Requirement — Without the pictures, write out all the lines below exactly as they appear.

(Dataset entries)

•••••

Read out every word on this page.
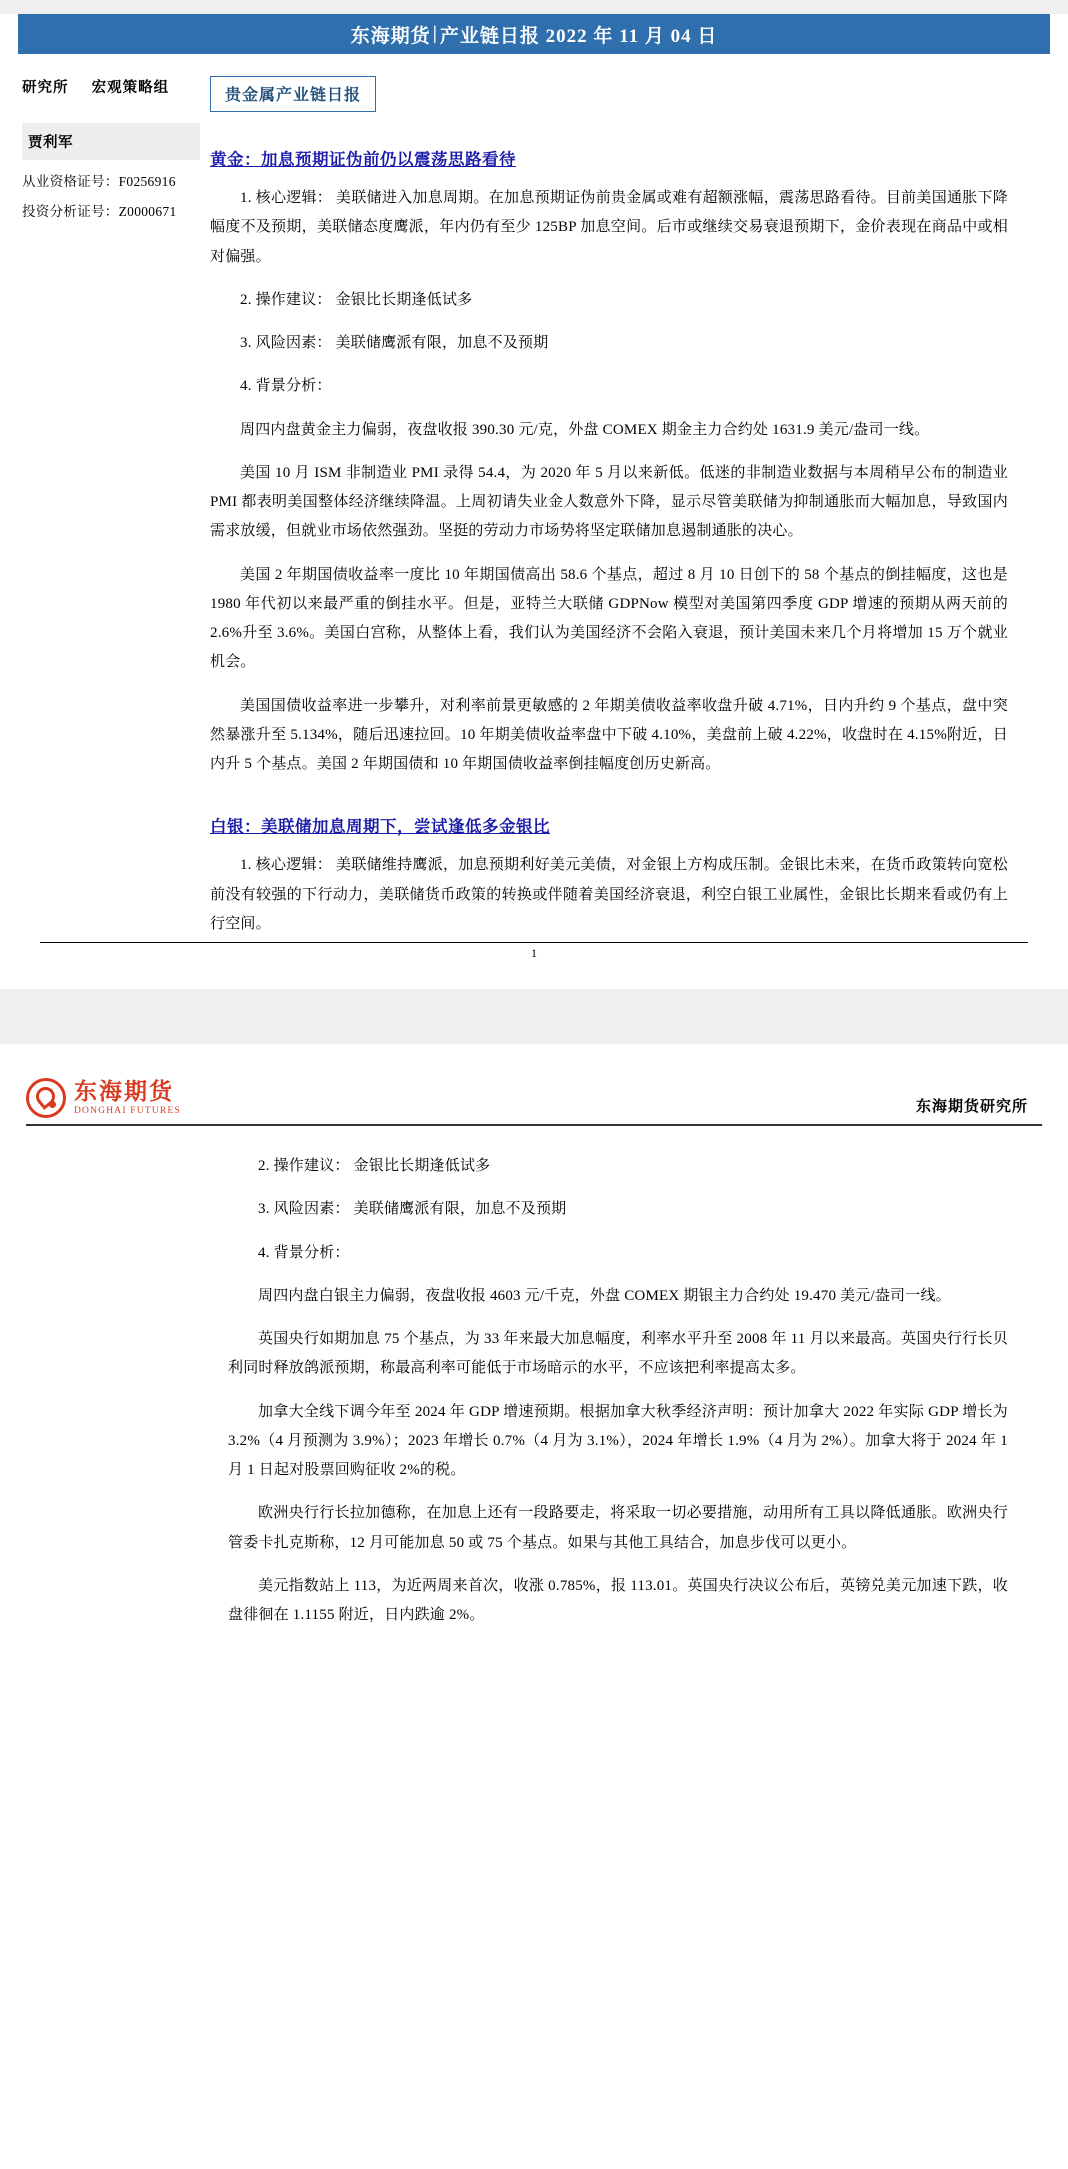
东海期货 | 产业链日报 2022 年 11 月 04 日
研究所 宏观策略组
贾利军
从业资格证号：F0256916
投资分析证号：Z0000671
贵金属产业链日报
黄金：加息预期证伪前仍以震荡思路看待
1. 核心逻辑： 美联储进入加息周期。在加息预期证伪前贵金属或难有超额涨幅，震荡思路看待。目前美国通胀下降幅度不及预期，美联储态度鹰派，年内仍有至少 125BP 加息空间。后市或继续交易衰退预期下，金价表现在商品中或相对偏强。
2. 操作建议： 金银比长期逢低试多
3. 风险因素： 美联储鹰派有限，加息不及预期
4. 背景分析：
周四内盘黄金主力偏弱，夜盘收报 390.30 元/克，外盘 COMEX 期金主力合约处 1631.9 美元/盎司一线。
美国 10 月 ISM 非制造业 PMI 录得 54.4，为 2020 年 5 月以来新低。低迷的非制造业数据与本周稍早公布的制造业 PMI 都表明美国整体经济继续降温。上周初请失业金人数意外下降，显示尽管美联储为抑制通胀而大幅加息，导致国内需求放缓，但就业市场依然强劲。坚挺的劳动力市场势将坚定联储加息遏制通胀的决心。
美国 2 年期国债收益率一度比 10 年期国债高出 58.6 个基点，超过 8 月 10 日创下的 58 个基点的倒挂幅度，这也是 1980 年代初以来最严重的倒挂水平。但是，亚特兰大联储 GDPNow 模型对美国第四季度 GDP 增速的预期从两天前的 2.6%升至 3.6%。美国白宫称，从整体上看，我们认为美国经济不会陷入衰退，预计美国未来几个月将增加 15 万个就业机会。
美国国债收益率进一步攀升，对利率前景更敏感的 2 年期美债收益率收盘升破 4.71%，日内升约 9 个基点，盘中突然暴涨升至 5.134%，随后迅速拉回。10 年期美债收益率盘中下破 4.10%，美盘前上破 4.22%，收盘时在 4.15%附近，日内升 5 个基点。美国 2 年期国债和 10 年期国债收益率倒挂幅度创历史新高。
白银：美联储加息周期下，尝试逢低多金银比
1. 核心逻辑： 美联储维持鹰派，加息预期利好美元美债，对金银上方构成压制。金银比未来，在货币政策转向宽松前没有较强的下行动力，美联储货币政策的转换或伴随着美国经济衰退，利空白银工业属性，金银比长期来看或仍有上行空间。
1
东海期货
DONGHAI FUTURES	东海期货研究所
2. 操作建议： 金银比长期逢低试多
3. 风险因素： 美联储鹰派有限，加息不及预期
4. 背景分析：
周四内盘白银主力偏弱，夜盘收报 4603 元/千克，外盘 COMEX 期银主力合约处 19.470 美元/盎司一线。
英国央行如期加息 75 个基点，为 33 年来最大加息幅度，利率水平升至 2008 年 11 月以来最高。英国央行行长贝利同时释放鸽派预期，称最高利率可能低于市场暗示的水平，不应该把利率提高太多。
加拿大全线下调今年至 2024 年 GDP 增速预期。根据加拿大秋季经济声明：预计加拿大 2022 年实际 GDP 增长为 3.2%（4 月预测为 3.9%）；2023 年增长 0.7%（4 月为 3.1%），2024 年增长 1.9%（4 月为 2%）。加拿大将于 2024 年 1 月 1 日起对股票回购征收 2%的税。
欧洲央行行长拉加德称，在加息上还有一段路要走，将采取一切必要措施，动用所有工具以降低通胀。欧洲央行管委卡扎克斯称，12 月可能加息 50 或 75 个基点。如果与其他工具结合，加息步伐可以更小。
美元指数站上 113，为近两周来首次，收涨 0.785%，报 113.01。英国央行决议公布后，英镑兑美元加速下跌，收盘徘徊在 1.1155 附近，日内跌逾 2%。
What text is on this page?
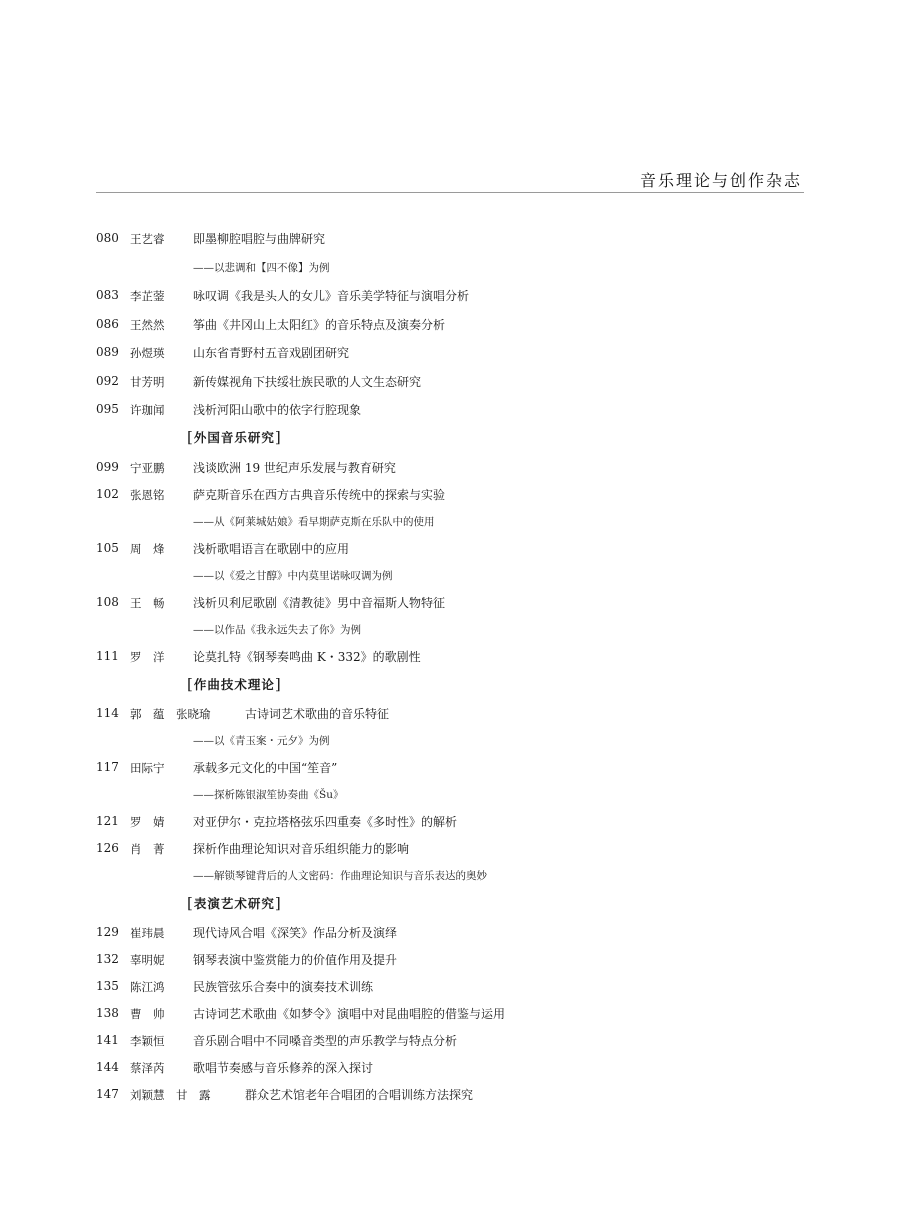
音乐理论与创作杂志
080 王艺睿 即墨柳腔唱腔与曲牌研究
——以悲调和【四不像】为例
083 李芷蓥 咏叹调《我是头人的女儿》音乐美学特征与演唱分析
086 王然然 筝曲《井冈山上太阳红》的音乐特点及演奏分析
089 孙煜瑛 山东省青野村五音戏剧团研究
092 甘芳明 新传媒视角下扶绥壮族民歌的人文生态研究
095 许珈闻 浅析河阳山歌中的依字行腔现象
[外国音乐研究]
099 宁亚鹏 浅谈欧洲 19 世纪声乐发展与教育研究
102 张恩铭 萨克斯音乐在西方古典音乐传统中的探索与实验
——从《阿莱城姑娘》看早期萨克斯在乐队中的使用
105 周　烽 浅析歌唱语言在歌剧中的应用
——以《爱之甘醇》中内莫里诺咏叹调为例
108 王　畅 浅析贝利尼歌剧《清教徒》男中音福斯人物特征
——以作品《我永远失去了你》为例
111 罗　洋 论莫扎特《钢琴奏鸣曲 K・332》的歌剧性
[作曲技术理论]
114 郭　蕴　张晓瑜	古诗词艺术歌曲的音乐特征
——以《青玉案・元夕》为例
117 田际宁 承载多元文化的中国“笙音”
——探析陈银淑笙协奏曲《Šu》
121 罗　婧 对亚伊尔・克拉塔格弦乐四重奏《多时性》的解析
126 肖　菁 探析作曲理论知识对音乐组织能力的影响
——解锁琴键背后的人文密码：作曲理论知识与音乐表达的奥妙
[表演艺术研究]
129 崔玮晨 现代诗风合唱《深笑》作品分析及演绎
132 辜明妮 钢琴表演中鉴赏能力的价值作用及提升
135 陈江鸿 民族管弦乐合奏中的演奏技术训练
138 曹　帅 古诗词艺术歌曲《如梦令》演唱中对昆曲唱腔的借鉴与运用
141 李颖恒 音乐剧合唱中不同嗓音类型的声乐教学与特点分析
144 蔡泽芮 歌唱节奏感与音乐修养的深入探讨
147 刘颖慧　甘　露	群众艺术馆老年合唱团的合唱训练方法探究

•••••

Exercise response —
Read out every word on this page.
东海期货 | 产业链日报 2022 年 11 月 04 日
研究所 宏观策略组
贾利军
从业资格证号：F0256916
投资分析证号：Z0000671
贵金属产业链日报
黄金：加息预期证伪前仍以震荡思路看待
1. 核心逻辑： 美联储进入加息周期。在加息预期证伪前贵金属或难有超额涨幅，震荡思路看待。目前美国通胀下降幅度不及预期，美联储态度鹰派，年内仍有至少 125BP 加息空间。后市或继续交易衰退预期下，金价表现在商品中或相对偏强。
2. 操作建议： 金银比长期逢低试多
3. 风险因素： 美联储鹰派有限，加息不及预期
4. 背景分析：
周四内盘黄金主力偏弱，夜盘收报 390.30 元/克，外盘 COMEX 期金主力合约处 1631.9 美元/盎司一线。
美国 10 月 ISM 非制造业 PMI 录得 54.4，为 2020 年 5 月以来新低。低迷的非制造业数据与本周稍早公布的制造业 PMI 都表明美国整体经济继续降温。上周初请失业金人数意外下降，显示尽管美联储为抑制通胀而大幅加息，导致国内需求放缓，但就业市场依然强劲。坚挺的劳动力市场势将坚定联储加息遏制通胀的决心。
美国 2 年期国债收益率一度比 10 年期国债高出 58.6 个基点，超过 8 月 10 日创下的 58 个基点的倒挂幅度，这也是 1980 年代初以来最严重的倒挂水平。但是，亚特兰大联储 GDPNow 模型对美国第四季度 GDP 增速的预期从两天前的 2.6%升至 3.6%。美国白宫称，从整体上看，我们认为美国经济不会陷入衰退，预计美国未来几个月将增加 15 万个就业机会。
美国国债收益率进一步攀升，对利率前景更敏感的 2 年期美债收益率收盘升破 4.71%，日内升约 9 个基点，盘中突然暴涨升至 5.134%，随后迅速拉回。10 年期美债收益率盘中下破 4.10%，美盘前上破 4.22%，收盘时在 4.15%附近，日内升 5 个基点。美国 2 年期国债和 10 年期国债收益率倒挂幅度创历史新高。
白银：美联储加息周期下，尝试逢低多金银比
1. 核心逻辑： 美联储维持鹰派，加息预期利好美元美债，对金银上方构成压制。金银比未来，在货币政策转向宽松前没有较强的下行动力，美联储货币政策的转换或伴随着美国经济衰退，利空白银工业属性，金银比长期来看或仍有上行空间。
1
东海期货
DONGHAI FUTURES	东海期货研究所
2. 操作建议： 金银比长期逢低试多
3. 风险因素： 美联储鹰派有限，加息不及预期
4. 背景分析：
周四内盘白银主力偏弱，夜盘收报 4603 元/千克，外盘 COMEX 期银主力合约处 19.470 美元/盎司一线。
英国央行如期加息 75 个基点，为 33 年来最大加息幅度，利率水平升至 2008 年 11 月以来最高。英国央行行长贝利同时释放鸽派预期，称最高利率可能低于市场暗示的水平，不应该把利率提高太多。
加拿大全线下调今年至 2024 年 GDP 增速预期。根据加拿大秋季经济声明：预计加拿大 2022 年实际 GDP 增长为 3.2%（4 月预测为 3.9%）；2023 年增长 0.7%（4 月为 3.1%），2024 年增长 1.9%（4 月为 2%）。加拿大将于 2024 年 1 月 1 日起对股票回购征收 2%的税。
欧洲央行行长拉加德称，在加息上还有一段路要走，将采取一切必要措施，动用所有工具以降低通胀。欧洲央行管委卡扎克斯称，12 月可能加息 50 或 75 个基点。如果与其他工具结合，加息步伐可以更小。
美元指数站上 113，为近两周来首次，收涨 0.785%，报 113.01。英国央行决议公布后，英镑兑美元加速下跌，收盘徘徊在 1.1155 附近，日内跌逾 2%。
What text is on this page?
音乐理论与创作杂志
080 王艺睿 即墨柳腔唱腔与曲牌研究
——以悲调和【四不像】为例
083 李芷蓥 咏叹调《我是头人的女儿》音乐美学特征与演唱分析
086 王然然 筝曲《井冈山上太阳红》的音乐特点及演奏分析
089 孙煜瑛 山东省青野村五音戏剧团研究
092 甘芳明 新传媒视角下扶绥壮族民歌的人文生态研究
095 许珈闻 浅析河阳山歌中的依字行腔现象
[外国音乐研究]
099 宁亚鹏 浅谈欧洲 19 世纪声乐发展与教育研究
102 张恩铭 萨克斯音乐在西方古典音乐传统中的探索与实验
——从《阿莱城姑娘》看早期萨克斯在乐队中的使用
105 周　烽 浅析歌唱语言在歌剧中的应用
——以《爱之甘醇》中内莫里诺咏叹调为例
108 王　畅 浅析贝利尼歌剧《清教徒》男中音福斯人物特征
——以作品《我永远失去了你》为例
111 罗　洋 论莫扎特《钢琴奏鸣曲 K・332》的歌剧性
[作曲技术理论]
114 郭　蕴　张晓瑜	古诗词艺术歌曲的音乐特征
——以《青玉案・元夕》为例
117 田际宁 承载多元文化的中国“笙音”
——探析陈银淑笙协奏曲《Šu》
121 罗　婧 对亚伊尔・克拉塔格弦乐四重奏《多时性》的解析
126 肖　菁 探析作曲理论知识对音乐组织能力的影响
——解锁琴键背后的人文密码：作曲理论知识与音乐表达的奥妙
[表演艺术研究]
129 崔玮晨 现代诗风合唱《深笑》作品分析及演绎
132 辜明妮 钢琴表演中鉴赏能力的价值作用及提升
135 陈江鸿 民族管弦乐合奏中的演奏技术训练
138 曹　帅 古诗词艺术歌曲《如梦令》演唱中对昆曲唱腔的借鉴与运用
141 李颖恒 音乐剧合唱中不同嗓音类型的声乐教学与特点分析
144 蔡泽芮 歌唱节奏感与音乐修养的深入探讨
147 刘颖慧　甘　露	群众艺术馆老年合唱团的合唱训练方法探究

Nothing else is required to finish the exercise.